#### GOAL:
Give back each entry unchanged, minus pictures.

#### DATA IN THIS EXERCISE:
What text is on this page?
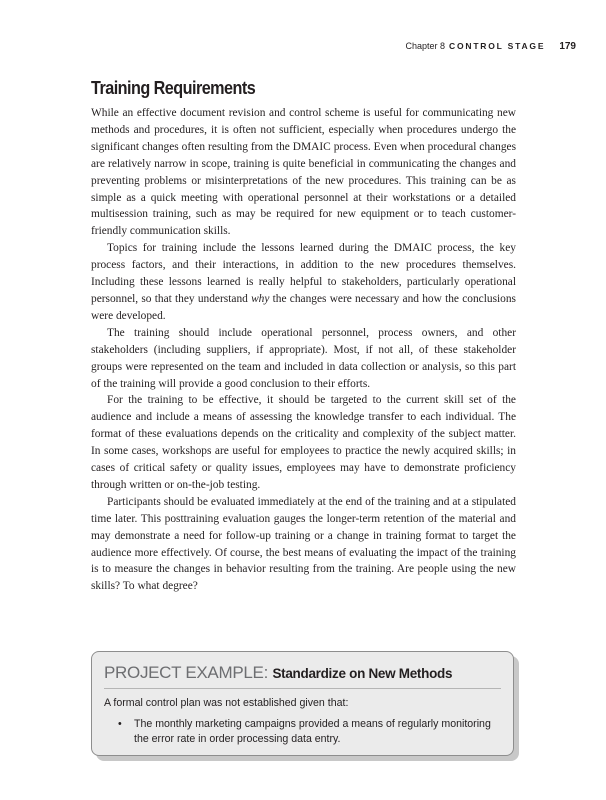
Chapter 8 CONTROL STAGE 179
Training Requirements

While an effective document revision and control scheme is useful for communicating new methods and procedures, it is often not sufficient, especially when procedures undergo the significant changes often resulting from the DMAIC process. Even when procedural changes are relatively narrow in scope, training is quite beneficial in communicating the changes and preventing problems or misinterpretations of the new procedures. This training can be as simple as a quick meeting with operational personnel at their workstations or a detailed multisession training, such as may be required for new equipment or to teach customer-friendly communication skills.

Topics for training include the lessons learned during the DMAIC process, the key process factors, and their interactions, in addition to the new procedures themselves. Including these lessons learned is really helpful to stakeholders, particularly operational personnel, so that they understand why the changes were necessary and how the conclusions were developed.

The training should include operational personnel, process owners, and other stakeholders (including suppliers, if appropriate). Most, if not all, of these stakeholder groups were represented on the team and included in data collection or analysis, so this part of the training will provide a good conclusion to their efforts.

For the training to be effective, it should be targeted to the current skill set of the audience and include a means of assessing the knowledge transfer to each individual. The format of these evaluations depends on the criticality and complexity of the subject matter. In some cases, workshops are useful for employees to practice the newly acquired skills; in cases of critical safety or quality issues, employees may have to demonstrate proficiency through written or on-the-job testing.

Participants should be evaluated immediately at the end of the training and at a stipulated time later. This posttraining evaluation gauges the longer-term retention of the material and may demonstrate a need for follow-up training or a change in training format to target the audience more effectively. Of course, the best means of evaluating the impact of the training is to measure the changes in behavior resulting from the training. Are people using the new skills? To what degree?

PROJECT EXAMPLE: Standardize on New Methods
A formal control plan was not established given that:
• The monthly marketing campaigns provided a means of regularly monitoring the error rate in order processing data entry.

#### EXERCISE RESULT:
What text is on this page?
Chapter 8 CONTROL STAGE 179
Training Requirements

While an effective document revision and control scheme is useful for communicating new methods and procedures, it is often not sufficient, especially when procedures undergo the significant changes often resulting from the DMAIC process. Even when procedural changes are relatively narrow in scope, training is quite beneficial in communicating the changes and preventing problems or misinterpretations of the new procedures. This training can be as simple as a quick meeting with operational personnel at their workstations or a detailed multisession training, such as may be required for new equipment or to teach customer-friendly communication skills.

Topics for training include the lessons learned during the DMAIC process, the key process factors, and their interactions, in addition to the new procedures themselves. Including these lessons learned is really helpful to stakeholders, particularly operational personnel, so that they understand why the changes were necessary and how the conclusions were developed.

The training should include operational personnel, process owners, and other stakeholders (including suppliers, if appropriate). Most, if not all, of these stakeholder groups were represented on the team and included in data collection or analysis, so this part of the training will provide a good conclusion to their efforts.

For the training to be effective, it should be targeted to the current skill set of the audience and include a means of assessing the knowledge transfer to each individual. The format of these evaluations depends on the criticality and complexity of the subject matter. In some cases, workshops are useful for employees to practice the newly acquired skills; in cases of critical safety or quality issues, employees may have to demonstrate proficiency through written or on-the-job testing.

Participants should be evaluated immediately at the end of the training and at a stipulated time later. This posttraining evaluation gauges the longer-term retention of the material and may demonstrate a need for follow-up training or a change in training format to target the audience more effectively. Of course, the best means of evaluating the impact of the training is to measure the changes in behavior resulting from the training. Are people using the new skills? To what degree?

PROJECT EXAMPLE: Standardize on New Methods
A formal control plan was not established given that:
• The monthly marketing campaigns provided a means of regularly monitoring the error rate in order processing data entry.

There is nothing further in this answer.